◆ Short task ◆
Can you find the lines of the listing that include "this" and copy every one?

◆ Data to process ◆
· · ·

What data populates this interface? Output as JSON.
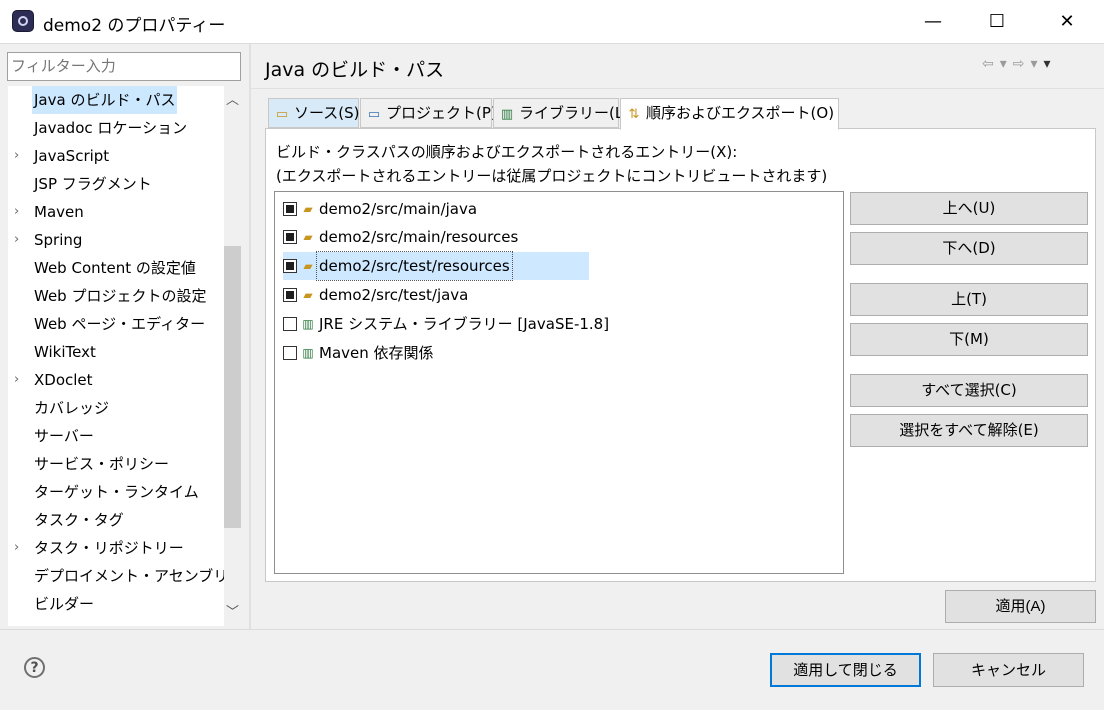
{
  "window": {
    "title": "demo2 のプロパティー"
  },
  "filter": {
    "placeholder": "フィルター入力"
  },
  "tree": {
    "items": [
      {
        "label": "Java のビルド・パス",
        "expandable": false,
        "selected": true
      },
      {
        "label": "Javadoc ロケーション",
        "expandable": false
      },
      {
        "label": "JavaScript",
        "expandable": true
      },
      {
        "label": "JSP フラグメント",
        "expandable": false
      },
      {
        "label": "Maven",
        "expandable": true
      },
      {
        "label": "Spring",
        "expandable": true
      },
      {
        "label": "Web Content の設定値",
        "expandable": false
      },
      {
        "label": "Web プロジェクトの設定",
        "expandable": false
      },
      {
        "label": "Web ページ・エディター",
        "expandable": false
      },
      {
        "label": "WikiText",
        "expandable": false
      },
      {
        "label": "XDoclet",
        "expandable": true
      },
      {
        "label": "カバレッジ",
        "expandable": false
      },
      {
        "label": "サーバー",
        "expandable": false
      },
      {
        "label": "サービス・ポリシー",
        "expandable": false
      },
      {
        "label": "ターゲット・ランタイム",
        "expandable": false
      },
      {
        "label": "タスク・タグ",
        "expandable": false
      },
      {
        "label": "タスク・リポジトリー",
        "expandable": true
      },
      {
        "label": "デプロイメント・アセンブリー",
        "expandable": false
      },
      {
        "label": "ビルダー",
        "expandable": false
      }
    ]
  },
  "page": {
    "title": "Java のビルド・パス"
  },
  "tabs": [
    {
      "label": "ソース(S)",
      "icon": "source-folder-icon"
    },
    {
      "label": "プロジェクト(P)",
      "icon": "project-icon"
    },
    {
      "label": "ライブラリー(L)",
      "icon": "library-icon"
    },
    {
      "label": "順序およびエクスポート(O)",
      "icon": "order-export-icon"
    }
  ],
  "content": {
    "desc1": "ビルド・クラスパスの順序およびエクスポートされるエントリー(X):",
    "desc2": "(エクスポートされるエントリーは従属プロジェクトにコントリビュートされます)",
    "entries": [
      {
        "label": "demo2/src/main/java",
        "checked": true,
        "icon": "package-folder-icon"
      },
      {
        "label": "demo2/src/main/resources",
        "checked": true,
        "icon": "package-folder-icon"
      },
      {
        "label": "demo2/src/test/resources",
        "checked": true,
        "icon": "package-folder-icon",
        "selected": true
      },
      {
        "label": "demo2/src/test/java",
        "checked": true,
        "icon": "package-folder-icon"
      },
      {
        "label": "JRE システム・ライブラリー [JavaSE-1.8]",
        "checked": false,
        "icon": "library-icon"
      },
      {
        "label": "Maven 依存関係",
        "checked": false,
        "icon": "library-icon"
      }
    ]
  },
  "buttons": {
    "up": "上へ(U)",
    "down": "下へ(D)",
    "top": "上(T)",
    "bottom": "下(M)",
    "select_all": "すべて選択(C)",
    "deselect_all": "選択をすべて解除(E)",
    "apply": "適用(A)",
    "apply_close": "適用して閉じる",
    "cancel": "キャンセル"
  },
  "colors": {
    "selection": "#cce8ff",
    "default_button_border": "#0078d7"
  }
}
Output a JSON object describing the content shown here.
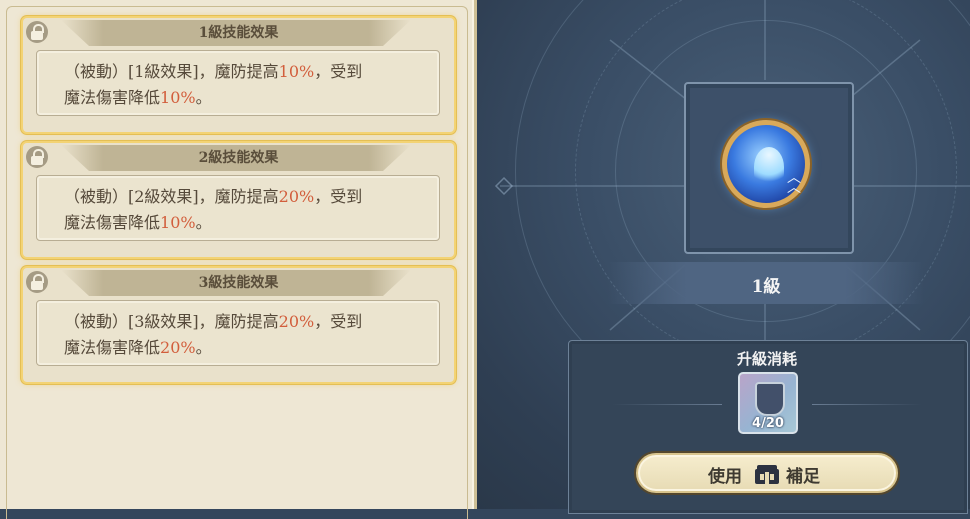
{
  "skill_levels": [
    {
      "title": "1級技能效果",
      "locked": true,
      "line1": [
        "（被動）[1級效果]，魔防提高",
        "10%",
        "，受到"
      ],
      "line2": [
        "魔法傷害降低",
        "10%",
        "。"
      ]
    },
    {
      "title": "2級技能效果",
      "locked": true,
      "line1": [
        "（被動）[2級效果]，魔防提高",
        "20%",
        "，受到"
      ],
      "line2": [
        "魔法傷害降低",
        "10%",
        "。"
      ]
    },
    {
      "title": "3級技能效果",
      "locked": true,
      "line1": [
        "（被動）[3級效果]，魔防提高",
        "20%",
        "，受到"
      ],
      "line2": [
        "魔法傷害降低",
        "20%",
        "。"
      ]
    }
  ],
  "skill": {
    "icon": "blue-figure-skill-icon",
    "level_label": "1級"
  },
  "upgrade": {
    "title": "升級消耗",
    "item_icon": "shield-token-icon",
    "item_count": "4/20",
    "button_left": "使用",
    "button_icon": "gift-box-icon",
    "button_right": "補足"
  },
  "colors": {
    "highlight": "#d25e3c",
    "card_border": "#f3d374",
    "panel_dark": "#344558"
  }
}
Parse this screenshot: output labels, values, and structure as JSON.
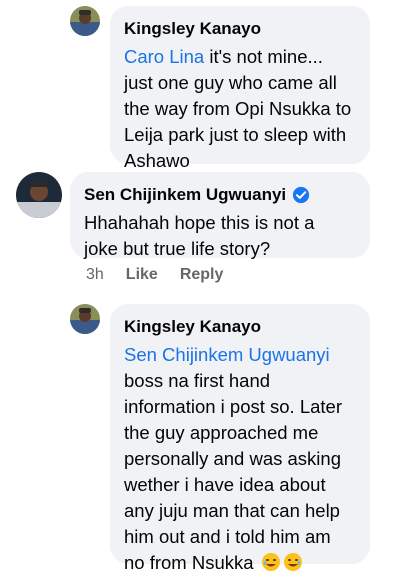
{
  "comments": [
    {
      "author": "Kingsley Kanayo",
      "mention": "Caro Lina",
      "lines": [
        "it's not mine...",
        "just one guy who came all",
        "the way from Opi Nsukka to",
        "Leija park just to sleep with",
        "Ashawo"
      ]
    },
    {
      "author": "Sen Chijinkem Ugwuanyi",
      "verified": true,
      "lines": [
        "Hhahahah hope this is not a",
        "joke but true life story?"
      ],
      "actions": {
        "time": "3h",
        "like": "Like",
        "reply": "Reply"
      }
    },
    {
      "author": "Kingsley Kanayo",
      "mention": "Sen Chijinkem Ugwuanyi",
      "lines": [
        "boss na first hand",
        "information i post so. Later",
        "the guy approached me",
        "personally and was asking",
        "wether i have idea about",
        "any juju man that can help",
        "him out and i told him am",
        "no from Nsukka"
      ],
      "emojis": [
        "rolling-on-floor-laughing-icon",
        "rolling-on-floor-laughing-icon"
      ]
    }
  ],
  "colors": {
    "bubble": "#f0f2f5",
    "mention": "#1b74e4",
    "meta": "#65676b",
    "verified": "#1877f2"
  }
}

· · ·

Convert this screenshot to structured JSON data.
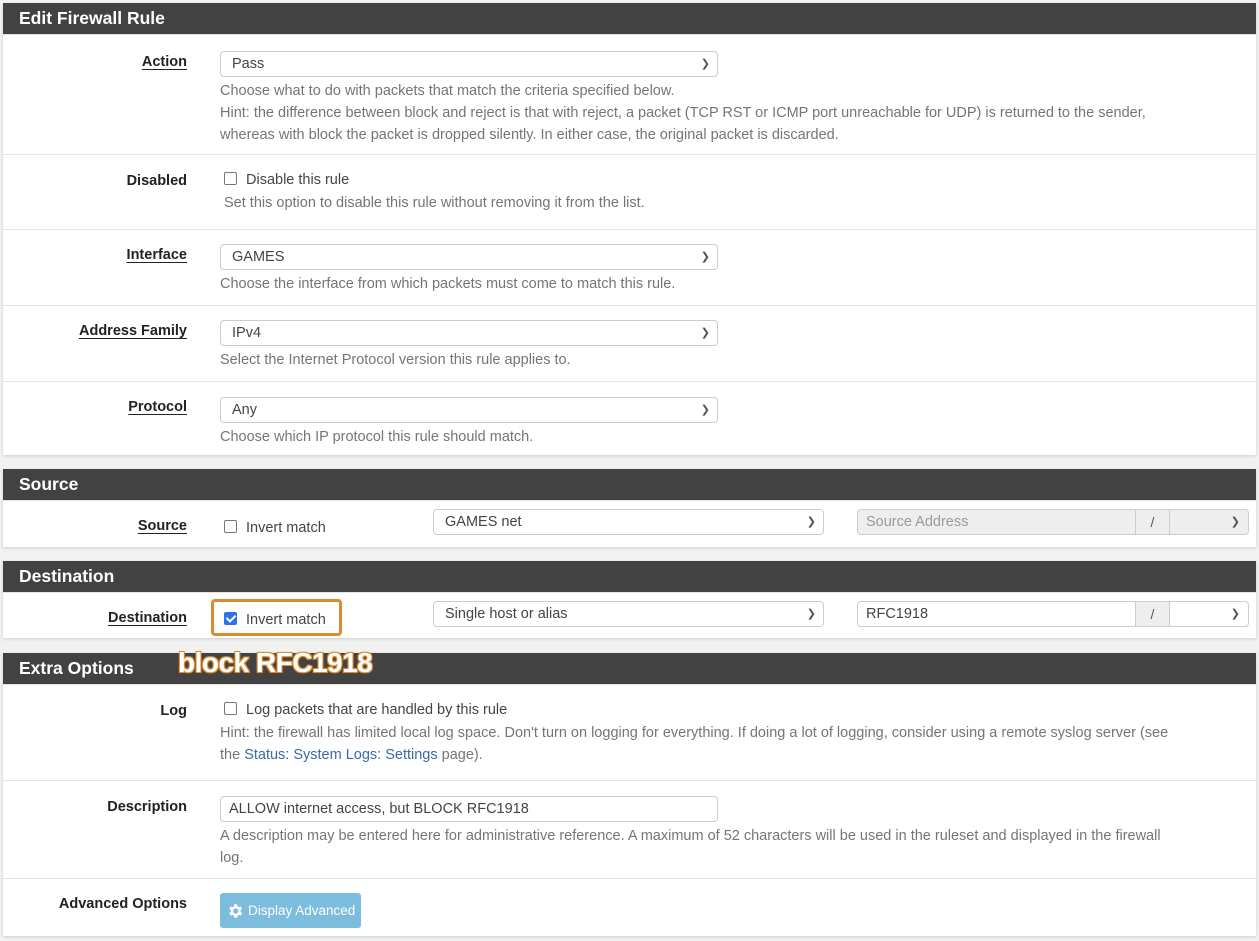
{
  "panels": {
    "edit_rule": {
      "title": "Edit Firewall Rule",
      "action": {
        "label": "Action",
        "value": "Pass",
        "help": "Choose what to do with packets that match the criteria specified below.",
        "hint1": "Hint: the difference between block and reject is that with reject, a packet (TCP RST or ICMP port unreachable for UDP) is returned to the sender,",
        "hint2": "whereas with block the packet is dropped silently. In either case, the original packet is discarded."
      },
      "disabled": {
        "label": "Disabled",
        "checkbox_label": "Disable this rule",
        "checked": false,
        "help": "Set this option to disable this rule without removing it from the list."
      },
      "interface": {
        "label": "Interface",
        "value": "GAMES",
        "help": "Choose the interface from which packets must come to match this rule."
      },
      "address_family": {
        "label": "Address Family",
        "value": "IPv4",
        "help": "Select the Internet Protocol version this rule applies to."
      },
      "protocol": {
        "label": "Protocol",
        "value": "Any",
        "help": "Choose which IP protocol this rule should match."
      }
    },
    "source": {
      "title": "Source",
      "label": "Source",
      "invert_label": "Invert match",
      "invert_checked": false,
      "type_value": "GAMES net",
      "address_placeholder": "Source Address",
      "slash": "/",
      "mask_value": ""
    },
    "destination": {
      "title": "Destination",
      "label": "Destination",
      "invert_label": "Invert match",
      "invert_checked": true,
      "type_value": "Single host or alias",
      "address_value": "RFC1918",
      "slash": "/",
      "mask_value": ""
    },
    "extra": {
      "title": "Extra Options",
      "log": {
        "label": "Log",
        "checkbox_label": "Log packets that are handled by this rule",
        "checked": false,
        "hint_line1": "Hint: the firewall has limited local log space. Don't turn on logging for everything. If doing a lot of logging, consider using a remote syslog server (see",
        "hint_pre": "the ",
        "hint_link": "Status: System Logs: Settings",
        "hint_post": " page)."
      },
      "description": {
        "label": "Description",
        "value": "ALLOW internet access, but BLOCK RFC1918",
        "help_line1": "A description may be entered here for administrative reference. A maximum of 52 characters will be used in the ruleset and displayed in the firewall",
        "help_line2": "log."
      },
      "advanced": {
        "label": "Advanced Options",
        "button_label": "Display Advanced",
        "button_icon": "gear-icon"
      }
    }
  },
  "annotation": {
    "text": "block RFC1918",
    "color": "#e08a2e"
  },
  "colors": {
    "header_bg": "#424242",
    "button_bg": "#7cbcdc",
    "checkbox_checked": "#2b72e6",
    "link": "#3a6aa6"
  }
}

· · ·

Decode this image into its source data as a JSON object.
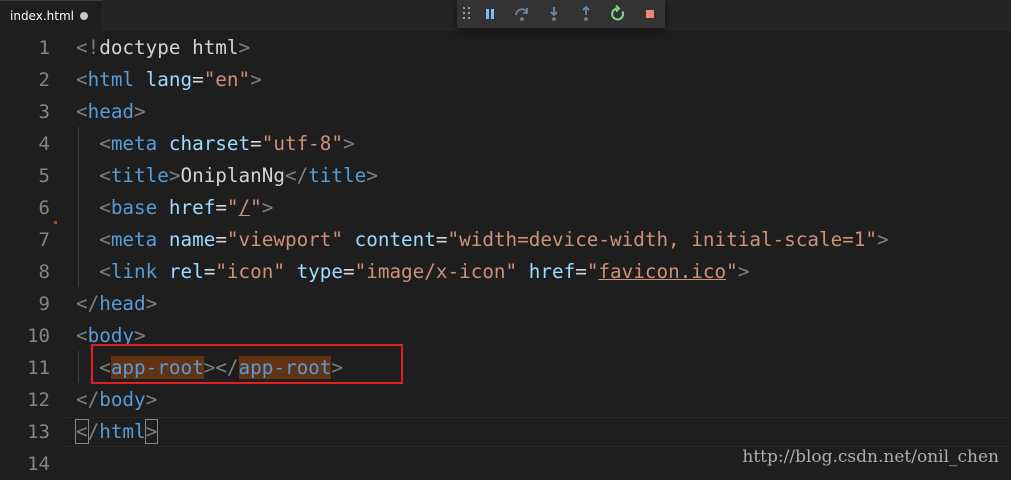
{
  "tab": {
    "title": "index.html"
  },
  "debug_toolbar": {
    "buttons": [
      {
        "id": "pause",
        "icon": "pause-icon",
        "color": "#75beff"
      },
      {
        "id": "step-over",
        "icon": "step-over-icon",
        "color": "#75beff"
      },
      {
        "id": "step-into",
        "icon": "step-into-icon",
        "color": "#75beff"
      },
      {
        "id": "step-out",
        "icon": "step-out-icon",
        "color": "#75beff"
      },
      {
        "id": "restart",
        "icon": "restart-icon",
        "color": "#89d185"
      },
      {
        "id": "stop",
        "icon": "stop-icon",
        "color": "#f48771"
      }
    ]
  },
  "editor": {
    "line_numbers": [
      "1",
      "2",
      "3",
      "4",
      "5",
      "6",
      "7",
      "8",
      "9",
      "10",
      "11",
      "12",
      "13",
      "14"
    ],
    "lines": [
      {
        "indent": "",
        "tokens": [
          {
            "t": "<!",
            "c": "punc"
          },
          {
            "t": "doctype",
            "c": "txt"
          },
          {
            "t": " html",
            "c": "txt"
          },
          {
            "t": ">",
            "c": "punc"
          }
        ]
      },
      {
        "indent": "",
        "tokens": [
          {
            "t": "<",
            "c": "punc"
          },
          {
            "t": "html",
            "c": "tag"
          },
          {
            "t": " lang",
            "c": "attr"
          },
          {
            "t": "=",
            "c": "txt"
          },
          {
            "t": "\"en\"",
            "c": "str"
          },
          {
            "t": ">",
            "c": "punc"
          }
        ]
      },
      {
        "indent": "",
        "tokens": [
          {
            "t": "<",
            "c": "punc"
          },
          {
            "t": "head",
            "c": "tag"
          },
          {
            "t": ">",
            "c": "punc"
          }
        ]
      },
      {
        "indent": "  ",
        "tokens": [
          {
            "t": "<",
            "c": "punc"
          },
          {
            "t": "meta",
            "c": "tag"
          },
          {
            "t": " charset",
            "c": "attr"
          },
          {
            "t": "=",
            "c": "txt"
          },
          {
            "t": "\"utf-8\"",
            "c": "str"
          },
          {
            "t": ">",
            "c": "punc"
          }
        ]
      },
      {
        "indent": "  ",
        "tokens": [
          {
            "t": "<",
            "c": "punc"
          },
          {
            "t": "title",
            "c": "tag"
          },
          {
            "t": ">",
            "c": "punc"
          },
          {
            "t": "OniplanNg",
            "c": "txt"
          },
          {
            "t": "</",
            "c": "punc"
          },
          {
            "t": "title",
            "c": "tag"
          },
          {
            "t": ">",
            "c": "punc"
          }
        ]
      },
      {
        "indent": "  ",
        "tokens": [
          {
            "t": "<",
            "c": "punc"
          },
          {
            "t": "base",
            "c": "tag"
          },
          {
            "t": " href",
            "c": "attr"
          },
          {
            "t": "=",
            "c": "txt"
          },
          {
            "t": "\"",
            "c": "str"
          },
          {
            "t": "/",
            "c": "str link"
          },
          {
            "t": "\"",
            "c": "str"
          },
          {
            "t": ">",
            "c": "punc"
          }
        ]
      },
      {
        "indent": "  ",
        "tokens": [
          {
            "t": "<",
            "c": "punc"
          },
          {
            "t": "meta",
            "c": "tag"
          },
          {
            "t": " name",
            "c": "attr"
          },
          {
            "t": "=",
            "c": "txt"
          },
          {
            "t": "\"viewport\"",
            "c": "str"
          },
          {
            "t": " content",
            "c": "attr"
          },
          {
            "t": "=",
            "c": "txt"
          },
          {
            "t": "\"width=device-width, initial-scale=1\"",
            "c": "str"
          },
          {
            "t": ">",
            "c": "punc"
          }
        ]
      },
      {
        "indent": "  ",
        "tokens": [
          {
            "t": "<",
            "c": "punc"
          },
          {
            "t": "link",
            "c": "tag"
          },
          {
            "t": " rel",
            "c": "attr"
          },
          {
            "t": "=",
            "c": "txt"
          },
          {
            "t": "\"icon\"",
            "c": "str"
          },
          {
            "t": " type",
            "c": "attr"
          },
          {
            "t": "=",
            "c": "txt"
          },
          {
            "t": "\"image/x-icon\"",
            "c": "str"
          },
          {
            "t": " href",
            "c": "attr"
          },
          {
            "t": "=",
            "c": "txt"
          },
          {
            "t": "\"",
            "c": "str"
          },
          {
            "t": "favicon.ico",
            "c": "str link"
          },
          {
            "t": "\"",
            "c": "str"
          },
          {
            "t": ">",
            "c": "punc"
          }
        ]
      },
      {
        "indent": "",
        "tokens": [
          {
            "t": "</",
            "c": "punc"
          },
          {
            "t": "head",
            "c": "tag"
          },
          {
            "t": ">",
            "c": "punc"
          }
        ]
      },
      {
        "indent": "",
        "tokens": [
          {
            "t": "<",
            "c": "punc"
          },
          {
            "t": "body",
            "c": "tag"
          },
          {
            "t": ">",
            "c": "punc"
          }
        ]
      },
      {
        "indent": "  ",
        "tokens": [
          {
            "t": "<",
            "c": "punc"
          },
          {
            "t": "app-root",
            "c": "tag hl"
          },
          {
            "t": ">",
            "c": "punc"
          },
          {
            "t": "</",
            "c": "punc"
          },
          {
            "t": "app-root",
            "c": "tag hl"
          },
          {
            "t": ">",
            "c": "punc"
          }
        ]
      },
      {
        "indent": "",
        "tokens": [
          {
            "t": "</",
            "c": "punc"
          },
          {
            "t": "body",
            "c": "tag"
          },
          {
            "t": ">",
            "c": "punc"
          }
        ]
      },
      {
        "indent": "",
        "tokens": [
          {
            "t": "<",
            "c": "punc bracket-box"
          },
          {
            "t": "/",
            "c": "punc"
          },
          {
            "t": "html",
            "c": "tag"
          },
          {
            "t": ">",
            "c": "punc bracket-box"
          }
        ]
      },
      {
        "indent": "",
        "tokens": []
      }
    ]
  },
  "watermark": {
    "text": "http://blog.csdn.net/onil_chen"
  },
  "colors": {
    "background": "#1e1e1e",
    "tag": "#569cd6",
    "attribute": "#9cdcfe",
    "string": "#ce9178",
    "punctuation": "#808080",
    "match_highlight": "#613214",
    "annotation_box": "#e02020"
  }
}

· · ·

◆ Exercise result ◆
What data populates this interface? Output as JSON.
Parse this screenshot: output labels, values, and structure as JSON.
        "Hhahahah hope this is not a",
Convert this screenshot to structured JSON data.
        "checkbox_label": "Disable this rule",
        "help": "Set this option to disable this rule without removing it from the list."
        "help": "Choose the interface from which packets must come to match this rule."
        "help": "Select the Internet Protocol version this rule applies to."
        "help": "Choose which IP protocol this rule should match."
        "checkbox_label": "Log packets that are handled by this rule",
Decode this image into its source data as a JSON object.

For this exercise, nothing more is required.